▸ **WHAT YOU NEED TO DO**:
How many lines hold the string "Others"? Give only the number.

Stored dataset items

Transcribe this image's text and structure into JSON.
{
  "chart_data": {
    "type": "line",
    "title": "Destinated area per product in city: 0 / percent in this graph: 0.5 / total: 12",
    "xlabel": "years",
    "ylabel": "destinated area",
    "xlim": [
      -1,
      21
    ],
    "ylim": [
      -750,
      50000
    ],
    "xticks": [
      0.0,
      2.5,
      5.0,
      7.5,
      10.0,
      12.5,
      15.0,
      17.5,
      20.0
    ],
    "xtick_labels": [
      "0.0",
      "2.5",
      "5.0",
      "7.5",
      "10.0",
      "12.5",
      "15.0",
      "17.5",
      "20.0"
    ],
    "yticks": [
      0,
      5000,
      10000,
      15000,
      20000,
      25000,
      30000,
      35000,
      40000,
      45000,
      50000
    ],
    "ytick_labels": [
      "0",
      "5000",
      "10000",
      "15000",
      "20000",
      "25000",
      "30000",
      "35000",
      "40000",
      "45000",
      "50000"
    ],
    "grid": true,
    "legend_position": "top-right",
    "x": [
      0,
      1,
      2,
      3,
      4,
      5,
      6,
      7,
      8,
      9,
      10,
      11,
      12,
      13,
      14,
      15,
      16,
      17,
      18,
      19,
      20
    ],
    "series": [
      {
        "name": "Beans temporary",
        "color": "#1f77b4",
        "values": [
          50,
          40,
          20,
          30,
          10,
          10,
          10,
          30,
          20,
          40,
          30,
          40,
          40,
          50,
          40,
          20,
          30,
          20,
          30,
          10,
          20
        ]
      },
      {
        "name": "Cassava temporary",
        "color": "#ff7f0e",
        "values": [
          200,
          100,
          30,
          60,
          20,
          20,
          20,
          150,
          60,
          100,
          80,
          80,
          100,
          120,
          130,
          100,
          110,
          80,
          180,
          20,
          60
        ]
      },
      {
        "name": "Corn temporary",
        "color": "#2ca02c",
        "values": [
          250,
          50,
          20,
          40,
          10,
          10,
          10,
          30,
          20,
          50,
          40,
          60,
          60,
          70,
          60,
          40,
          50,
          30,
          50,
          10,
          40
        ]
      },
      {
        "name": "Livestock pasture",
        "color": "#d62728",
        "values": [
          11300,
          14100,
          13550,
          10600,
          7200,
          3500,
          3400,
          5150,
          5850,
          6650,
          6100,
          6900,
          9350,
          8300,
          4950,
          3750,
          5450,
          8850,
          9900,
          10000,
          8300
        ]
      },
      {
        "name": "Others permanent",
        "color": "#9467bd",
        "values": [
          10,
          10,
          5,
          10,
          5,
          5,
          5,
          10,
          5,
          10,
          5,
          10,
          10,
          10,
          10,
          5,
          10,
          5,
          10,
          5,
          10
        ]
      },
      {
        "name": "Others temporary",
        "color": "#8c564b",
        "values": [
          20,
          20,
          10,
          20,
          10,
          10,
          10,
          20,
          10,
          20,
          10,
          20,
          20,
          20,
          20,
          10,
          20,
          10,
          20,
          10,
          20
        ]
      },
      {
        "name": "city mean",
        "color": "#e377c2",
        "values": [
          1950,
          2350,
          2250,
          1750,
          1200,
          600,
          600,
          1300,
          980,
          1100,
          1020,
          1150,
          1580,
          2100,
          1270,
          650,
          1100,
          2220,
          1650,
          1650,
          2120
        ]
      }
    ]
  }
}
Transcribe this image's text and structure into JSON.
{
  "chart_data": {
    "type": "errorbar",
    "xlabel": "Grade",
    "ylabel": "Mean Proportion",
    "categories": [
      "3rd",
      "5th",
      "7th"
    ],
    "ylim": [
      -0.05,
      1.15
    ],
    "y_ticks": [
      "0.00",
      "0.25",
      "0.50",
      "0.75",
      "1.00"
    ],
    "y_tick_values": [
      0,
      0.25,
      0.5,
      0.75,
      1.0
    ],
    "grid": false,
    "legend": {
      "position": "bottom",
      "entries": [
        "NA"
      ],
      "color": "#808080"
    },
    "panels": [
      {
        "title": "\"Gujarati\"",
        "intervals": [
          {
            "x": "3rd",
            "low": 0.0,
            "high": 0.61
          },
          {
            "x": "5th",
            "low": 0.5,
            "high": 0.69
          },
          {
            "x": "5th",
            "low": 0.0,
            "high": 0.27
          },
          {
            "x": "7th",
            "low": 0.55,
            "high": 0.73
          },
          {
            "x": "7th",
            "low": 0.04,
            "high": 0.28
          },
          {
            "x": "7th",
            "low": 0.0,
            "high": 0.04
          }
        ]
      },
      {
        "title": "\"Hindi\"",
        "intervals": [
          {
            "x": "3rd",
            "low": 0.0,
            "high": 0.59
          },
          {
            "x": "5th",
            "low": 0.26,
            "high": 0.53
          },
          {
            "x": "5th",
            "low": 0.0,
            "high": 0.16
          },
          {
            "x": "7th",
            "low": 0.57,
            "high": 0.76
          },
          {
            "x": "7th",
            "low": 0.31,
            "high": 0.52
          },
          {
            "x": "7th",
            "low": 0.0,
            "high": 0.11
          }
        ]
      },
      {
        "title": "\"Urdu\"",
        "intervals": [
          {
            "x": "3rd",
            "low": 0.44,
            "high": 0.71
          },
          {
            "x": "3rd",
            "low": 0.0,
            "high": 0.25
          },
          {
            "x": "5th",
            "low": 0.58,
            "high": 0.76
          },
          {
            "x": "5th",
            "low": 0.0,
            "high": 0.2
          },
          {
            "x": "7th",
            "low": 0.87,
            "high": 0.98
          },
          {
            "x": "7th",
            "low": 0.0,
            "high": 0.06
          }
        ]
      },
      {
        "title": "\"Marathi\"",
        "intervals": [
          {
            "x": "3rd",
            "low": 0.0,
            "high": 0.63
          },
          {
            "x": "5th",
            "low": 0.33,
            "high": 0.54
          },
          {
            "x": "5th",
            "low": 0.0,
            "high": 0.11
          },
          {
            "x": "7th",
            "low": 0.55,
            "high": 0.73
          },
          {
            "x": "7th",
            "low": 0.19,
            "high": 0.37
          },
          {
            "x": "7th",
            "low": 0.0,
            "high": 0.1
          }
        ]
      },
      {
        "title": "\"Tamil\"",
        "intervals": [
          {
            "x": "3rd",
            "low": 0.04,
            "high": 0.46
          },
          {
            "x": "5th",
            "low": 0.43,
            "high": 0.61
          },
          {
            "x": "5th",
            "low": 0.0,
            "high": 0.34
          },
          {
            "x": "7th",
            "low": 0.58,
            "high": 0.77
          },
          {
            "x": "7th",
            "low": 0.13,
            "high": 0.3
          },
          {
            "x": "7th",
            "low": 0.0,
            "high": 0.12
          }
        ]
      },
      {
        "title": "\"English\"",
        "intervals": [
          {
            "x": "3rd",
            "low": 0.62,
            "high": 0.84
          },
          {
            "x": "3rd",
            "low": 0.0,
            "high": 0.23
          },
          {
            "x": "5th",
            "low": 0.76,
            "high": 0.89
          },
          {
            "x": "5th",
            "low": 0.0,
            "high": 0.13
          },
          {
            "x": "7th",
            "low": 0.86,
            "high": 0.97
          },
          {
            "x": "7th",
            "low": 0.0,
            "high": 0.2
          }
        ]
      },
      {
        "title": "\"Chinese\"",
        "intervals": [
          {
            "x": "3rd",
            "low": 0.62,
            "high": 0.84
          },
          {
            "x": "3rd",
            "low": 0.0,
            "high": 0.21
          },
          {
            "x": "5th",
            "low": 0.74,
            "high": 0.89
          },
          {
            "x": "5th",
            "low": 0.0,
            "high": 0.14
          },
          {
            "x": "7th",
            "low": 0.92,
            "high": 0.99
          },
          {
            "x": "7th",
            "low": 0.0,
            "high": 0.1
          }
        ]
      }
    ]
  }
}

▸ **SOLUTION FOR THIS PROBLEM**:
2